Record set:
# # # #

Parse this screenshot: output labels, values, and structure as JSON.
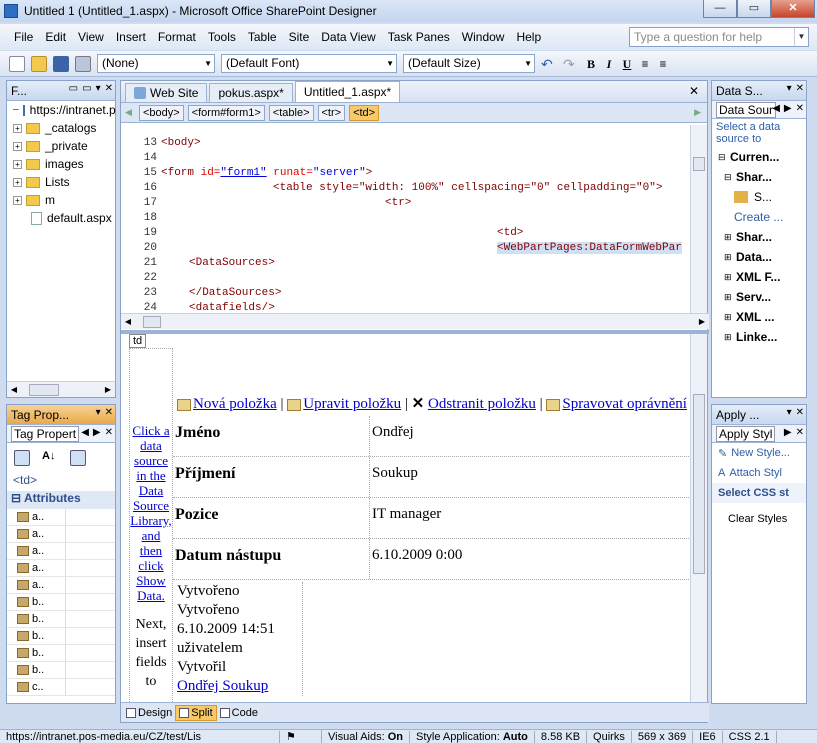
{
  "window": {
    "title": "Untitled 1 (Untitled_1.aspx) - Microsoft Office SharePoint Designer",
    "min": "—",
    "max": "▭",
    "close": "✕"
  },
  "menu": [
    "File",
    "Edit",
    "View",
    "Insert",
    "Format",
    "Tools",
    "Table",
    "Site",
    "Data View",
    "Task Panes",
    "Window",
    "Help"
  ],
  "help_placeholder": "Type a question for help",
  "toolbar": {
    "style": "(None)",
    "font": "(Default Font)",
    "size": "(Default Size)",
    "bold": "B",
    "italic": "I",
    "underline": "U"
  },
  "folder_list": {
    "title": "F...",
    "root": "https://intranet.p",
    "items": [
      "_catalogs",
      "_private",
      "images",
      "Lists",
      "m"
    ],
    "file": "default.aspx"
  },
  "tag_properties": {
    "title": "Tag Prop...",
    "tab": "Tag Propert",
    "tag": "<td>",
    "section": "Attributes",
    "attrs": [
      "a..",
      "a..",
      "a..",
      "a..",
      "a..",
      "b..",
      "b..",
      "b..",
      "b..",
      "b..",
      "c.."
    ]
  },
  "tabs": [
    "Web Site",
    "pokus.aspx*",
    "Untitled_1.aspx*"
  ],
  "breadcrumbs": [
    "<body>",
    "<form#form1>",
    "<table>",
    "<tr>",
    "<td>"
  ],
  "code": {
    "lines": [
      "13",
      "14",
      "15",
      "16",
      "17",
      "18",
      "19",
      "20",
      "21",
      "22",
      "23",
      "24"
    ],
    "l13": "<body>",
    "l15a": "<form ",
    "l15b": "id=",
    "l15c": "\"form1\"",
    "l15d": " runat=",
    "l15e": "\"server\"",
    "l15f": ">",
    "l16": "<table style=\"width: 100%\" cellspacing=\"0\" cellpadding=\"0\">",
    "l17": "<tr>",
    "l18": "<td>",
    "l19": "<WebPartPages:DataFormWebPar",
    "l20": "<DataSources>",
    "l22": "</DataSources>",
    "l24": "<datafields/>"
  },
  "design": {
    "td_tag": "td",
    "side_link": "Click a data source in the Data Source Library, and then click Show Data.",
    "side_text": "Next, insert fields to",
    "actions": {
      "new": "Nová položka",
      "edit": "Upravit položku",
      "delete": "Odstranit položku",
      "manage": "Spravovat oprávnění"
    },
    "fields": [
      {
        "label": "Jméno",
        "value": "Ondřej"
      },
      {
        "label": "Příjmení",
        "value": "Soukup"
      },
      {
        "label": "Pozice",
        "value": "IT manager"
      },
      {
        "label": "Datum nástupu",
        "value": "6.10.2009 0:00"
      }
    ],
    "footer": [
      "Vytvořeno",
      "Vytvořeno",
      "6.10.2009 14:51",
      "uživatelem",
      "Vytvořil"
    ],
    "footer_link": "Ondřej Soukup"
  },
  "views": {
    "design": "Design",
    "split": "Split",
    "code": "Code"
  },
  "data_source": {
    "title": "Data S...",
    "tab": "Data Sour",
    "hint": "Select a data source to",
    "items": [
      "Curren...",
      "Shar...",
      "S...",
      "Create ...",
      "Shar...",
      "Data...",
      "XML F...",
      "Serv...",
      "XML ...",
      "Linke..."
    ]
  },
  "apply_styles": {
    "title": "Apply ...",
    "tab": "Apply Styl",
    "new": "New Style...",
    "attach": "Attach Styl",
    "select": "Select CSS st",
    "clear": "Clear Styles"
  },
  "status": {
    "url": "https://intranet.pos-media.eu/CZ/test/Lis",
    "visual_aids_label": "Visual Aids:",
    "visual_aids": "On",
    "style_app_label": "Style Application:",
    "style_app": "Auto",
    "size": "8.58 KB",
    "mode": "Quirks",
    "dims": "569 x 369",
    "browser": "IE6",
    "css": "CSS 2.1"
  }
}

# # # #

Exercise goal: Using the listing above, work out how many lines include the word "položku", and report that number alone.

Answer section: 2